# start of Data supplied
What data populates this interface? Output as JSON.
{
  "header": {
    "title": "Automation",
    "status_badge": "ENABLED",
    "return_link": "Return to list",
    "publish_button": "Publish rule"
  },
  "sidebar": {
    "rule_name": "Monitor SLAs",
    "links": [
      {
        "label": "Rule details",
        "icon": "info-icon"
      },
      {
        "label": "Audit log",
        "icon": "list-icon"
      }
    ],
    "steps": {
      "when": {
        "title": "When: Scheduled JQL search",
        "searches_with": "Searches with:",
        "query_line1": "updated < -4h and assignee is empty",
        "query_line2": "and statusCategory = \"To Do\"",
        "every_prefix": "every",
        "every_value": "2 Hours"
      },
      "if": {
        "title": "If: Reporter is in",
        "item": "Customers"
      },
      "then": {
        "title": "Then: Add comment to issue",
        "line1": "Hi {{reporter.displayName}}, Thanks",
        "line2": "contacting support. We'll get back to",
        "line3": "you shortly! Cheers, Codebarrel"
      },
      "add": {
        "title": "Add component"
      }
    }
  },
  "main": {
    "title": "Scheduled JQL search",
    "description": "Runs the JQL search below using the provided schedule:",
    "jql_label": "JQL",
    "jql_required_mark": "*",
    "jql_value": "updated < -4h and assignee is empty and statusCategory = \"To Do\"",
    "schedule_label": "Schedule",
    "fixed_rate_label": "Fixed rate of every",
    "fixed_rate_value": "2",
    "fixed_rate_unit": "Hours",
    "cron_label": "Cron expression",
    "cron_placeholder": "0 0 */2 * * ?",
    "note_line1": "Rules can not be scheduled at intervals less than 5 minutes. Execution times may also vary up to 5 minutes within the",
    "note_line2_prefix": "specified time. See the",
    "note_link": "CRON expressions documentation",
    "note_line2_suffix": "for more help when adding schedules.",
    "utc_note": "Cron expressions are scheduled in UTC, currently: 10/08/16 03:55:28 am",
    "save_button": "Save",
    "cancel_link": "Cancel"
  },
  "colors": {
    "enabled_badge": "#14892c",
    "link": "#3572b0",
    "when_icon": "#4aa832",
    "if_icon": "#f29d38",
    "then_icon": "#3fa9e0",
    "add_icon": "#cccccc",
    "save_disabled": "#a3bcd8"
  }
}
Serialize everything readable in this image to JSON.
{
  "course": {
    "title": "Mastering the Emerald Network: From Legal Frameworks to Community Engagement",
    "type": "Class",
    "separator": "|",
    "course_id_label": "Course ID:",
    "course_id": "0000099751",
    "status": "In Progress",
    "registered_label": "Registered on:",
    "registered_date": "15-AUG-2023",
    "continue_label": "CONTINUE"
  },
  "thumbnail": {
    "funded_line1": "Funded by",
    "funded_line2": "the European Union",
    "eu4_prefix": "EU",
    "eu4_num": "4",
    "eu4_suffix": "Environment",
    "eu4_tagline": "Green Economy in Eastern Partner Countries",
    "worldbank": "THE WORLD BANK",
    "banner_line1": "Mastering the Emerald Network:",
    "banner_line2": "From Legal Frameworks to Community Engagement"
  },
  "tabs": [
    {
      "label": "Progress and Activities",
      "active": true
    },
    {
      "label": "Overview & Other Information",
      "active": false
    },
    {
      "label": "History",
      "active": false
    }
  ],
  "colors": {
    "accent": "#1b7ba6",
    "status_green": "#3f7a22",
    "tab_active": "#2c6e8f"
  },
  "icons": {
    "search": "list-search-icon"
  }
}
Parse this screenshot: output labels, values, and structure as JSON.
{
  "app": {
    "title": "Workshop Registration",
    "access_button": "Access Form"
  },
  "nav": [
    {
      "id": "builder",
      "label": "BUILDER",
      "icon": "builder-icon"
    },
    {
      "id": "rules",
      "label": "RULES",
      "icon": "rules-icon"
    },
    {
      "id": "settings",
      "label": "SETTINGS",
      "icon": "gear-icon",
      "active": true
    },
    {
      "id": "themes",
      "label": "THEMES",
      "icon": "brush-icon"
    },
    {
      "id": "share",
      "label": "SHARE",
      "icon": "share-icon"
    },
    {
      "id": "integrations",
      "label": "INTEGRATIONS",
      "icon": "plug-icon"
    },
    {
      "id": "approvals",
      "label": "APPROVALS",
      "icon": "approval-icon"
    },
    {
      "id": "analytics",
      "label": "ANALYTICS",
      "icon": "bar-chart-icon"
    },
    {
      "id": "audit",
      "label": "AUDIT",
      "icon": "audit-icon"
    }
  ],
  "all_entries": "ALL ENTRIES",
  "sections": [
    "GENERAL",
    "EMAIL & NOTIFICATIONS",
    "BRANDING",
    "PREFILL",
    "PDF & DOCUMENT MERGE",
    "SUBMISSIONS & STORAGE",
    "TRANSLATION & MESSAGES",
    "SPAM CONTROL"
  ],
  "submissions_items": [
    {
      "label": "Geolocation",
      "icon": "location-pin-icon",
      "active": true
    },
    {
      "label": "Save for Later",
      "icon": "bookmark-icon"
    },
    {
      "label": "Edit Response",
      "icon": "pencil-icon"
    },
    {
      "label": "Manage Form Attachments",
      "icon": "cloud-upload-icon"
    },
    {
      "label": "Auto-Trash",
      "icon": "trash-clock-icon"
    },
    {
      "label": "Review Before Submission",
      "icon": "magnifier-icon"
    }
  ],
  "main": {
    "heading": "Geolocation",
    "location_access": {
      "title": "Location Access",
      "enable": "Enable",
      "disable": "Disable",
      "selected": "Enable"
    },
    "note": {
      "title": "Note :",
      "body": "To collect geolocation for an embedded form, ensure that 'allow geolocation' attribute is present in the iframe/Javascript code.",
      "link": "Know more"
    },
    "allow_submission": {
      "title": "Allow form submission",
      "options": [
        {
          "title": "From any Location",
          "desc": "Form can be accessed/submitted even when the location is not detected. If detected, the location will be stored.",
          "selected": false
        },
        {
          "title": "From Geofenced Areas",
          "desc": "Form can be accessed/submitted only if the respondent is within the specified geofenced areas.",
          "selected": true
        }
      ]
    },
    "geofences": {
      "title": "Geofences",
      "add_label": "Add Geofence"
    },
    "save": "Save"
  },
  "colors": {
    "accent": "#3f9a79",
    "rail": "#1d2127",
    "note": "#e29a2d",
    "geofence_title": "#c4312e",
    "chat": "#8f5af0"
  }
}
# end of Data supplied
- **Your goal**: All of the entries should be written out again exactly.

- **Result of this exercise**:
What data populates this interface? Output as JSON.
{
  "header": {
    "title": "Automation",
    "status_badge": "ENABLED",
    "return_link": "Return to list",
    "publish_button": "Publish rule"
  },
  "sidebar": {
    "rule_name": "Monitor SLAs",
    "links": [
      {
        "label": "Rule details",
        "icon": "info-icon"
      },
      {
        "label": "Audit log",
        "icon": "list-icon"
      }
    ],
    "steps": {
      "when": {
        "title": "When: Scheduled JQL search",
        "searches_with": "Searches with:",
        "query_line1": "updated < -4h and assignee is empty",
        "query_line2": "and statusCategory = \"To Do\"",
        "every_prefix": "every",
        "every_value": "2 Hours"
      },
      "if": {
        "title": "If: Reporter is in",
        "item": "Customers"
      },
      "then": {
        "title": "Then: Add comment to issue",
        "line1": "Hi {{reporter.displayName}}, Thanks",
        "line2": "contacting support. We'll get back to",
        "line3": "you shortly! Cheers, Codebarrel"
      },
      "add": {
        "title": "Add component"
      }
    }
  },
  "main": {
    "title": "Scheduled JQL search",
    "description": "Runs the JQL search below using the provided schedule:",
    "jql_label": "JQL",
    "jql_required_mark": "*",
    "jql_value": "updated < -4h and assignee is empty and statusCategory = \"To Do\"",
    "schedule_label": "Schedule",
    "fixed_rate_label": "Fixed rate of every",
    "fixed_rate_value": "2",
    "fixed_rate_unit": "Hours",
    "cron_label": "Cron expression",
    "cron_placeholder": "0 0 */2 * * ?",
    "note_line1": "Rules can not be scheduled at intervals less than 5 minutes. Execution times may also vary up to 5 minutes within the",
    "note_line2_prefix": "specified time. See the",
    "note_link": "CRON expressions documentation",
    "note_line2_suffix": "for more help when adding schedules.",
    "utc_note": "Cron expressions are scheduled in UTC, currently: 10/08/16 03:55:28 am",
    "save_button": "Save",
    "cancel_link": "Cancel"
  },
  "colors": {
    "enabled_badge": "#14892c",
    "link": "#3572b0",
    "when_icon": "#4aa832",
    "if_icon": "#f29d38",
    "then_icon": "#3fa9e0",
    "add_icon": "#cccccc",
    "save_disabled": "#a3bcd8"
  }
}
Serialize everything readable in this image to JSON.
{
  "course": {
    "title": "Mastering the Emerald Network: From Legal Frameworks to Community Engagement",
    "type": "Class",
    "separator": "|",
    "course_id_label": "Course ID:",
    "course_id": "0000099751",
    "status": "In Progress",
    "registered_label": "Registered on:",
    "registered_date": "15-AUG-2023",
    "continue_label": "CONTINUE"
  },
  "thumbnail": {
    "funded_line1": "Funded by",
    "funded_line2": "the European Union",
    "eu4_prefix": "EU",
    "eu4_num": "4",
    "eu4_suffix": "Environment",
    "eu4_tagline": "Green Economy in Eastern Partner Countries",
    "worldbank": "THE WORLD BANK",
    "banner_line1": "Mastering the Emerald Network:",
    "banner_line2": "From Legal Frameworks to Community Engagement"
  },
  "tabs": [
    {
      "label": "Progress and Activities",
      "active": true
    },
    {
      "label": "Overview & Other Information",
      "active": false
    },
    {
      "label": "History",
      "active": false
    }
  ],
  "colors": {
    "accent": "#1b7ba6",
    "status_green": "#3f7a22",
    "tab_active": "#2c6e8f"
  },
  "icons": {
    "search": "list-search-icon"
  }
}
Parse this screenshot: output labels, values, and structure as JSON.
{
  "app": {
    "title": "Workshop Registration",
    "access_button": "Access Form"
  },
  "nav": [
    {
      "id": "builder",
      "label": "BUILDER",
      "icon": "builder-icon"
    },
    {
      "id": "rules",
      "label": "RULES",
      "icon": "rules-icon"
    },
    {
      "id": "settings",
      "label": "SETTINGS",
      "icon": "gear-icon",
      "active": true
    },
    {
      "id": "themes",
      "label": "THEMES",
      "icon": "brush-icon"
    },
    {
      "id": "share",
      "label": "SHARE",
      "icon": "share-icon"
    },
    {
      "id": "integrations",
      "label": "INTEGRATIONS",
      "icon": "plug-icon"
    },
    {
      "id": "approvals",
      "label": "APPROVALS",
      "icon": "approval-icon"
    },
    {
      "id": "analytics",
      "label": "ANALYTICS",
      "icon": "bar-chart-icon"
    },
    {
      "id": "audit",
      "label": "AUDIT",
      "icon": "audit-icon"
    }
  ],
  "all_entries": "ALL ENTRIES",
  "sections": [
    "GENERAL",
    "EMAIL & NOTIFICATIONS",
    "BRANDING",
    "PREFILL",
    "PDF & DOCUMENT MERGE",
    "SUBMISSIONS & STORAGE",
    "TRANSLATION & MESSAGES",
    "SPAM CONTROL"
  ],
  "submissions_items": [
    {
      "label": "Geolocation",
      "icon": "location-pin-icon",
      "active": true
    },
    {
      "label": "Save for Later",
      "icon": "bookmark-icon"
    },
    {
      "label": "Edit Response",
      "icon": "pencil-icon"
    },
    {
      "label": "Manage Form Attachments",
      "icon": "cloud-upload-icon"
    },
    {
      "label": "Auto-Trash",
      "icon": "trash-clock-icon"
    },
    {
      "label": "Review Before Submission",
      "icon": "magnifier-icon"
    }
  ],
  "main": {
    "heading": "Geolocation",
    "location_access": {
      "title": "Location Access",
      "enable": "Enable",
      "disable": "Disable",
      "selected": "Enable"
    },
    "note": {
      "title": "Note :",
      "body": "To collect geolocation for an embedded form, ensure that 'allow geolocation' attribute is present in the iframe/Javascript code.",
      "link": "Know more"
    },
    "allow_submission": {
      "title": "Allow form submission",
      "options": [
        {
          "title": "From any Location",
          "desc": "Form can be accessed/submitted even when the location is not detected. If detected, the location will be stored.",
          "selected": false
        },
        {
          "title": "From Geofenced Areas",
          "desc": "Form can be accessed/submitted only if the respondent is within the specified geofenced areas.",
          "selected": true
        }
      ]
    },
    "geofences": {
      "title": "Geofences",
      "add_label": "Add Geofence"
    },
    "save": "Save"
  },
  "colors": {
    "accent": "#3f9a79",
    "rail": "#1d2127",
    "note": "#e29a2d",
    "geofence_title": "#c4312e",
    "chat": "#8f5af0"
  }
}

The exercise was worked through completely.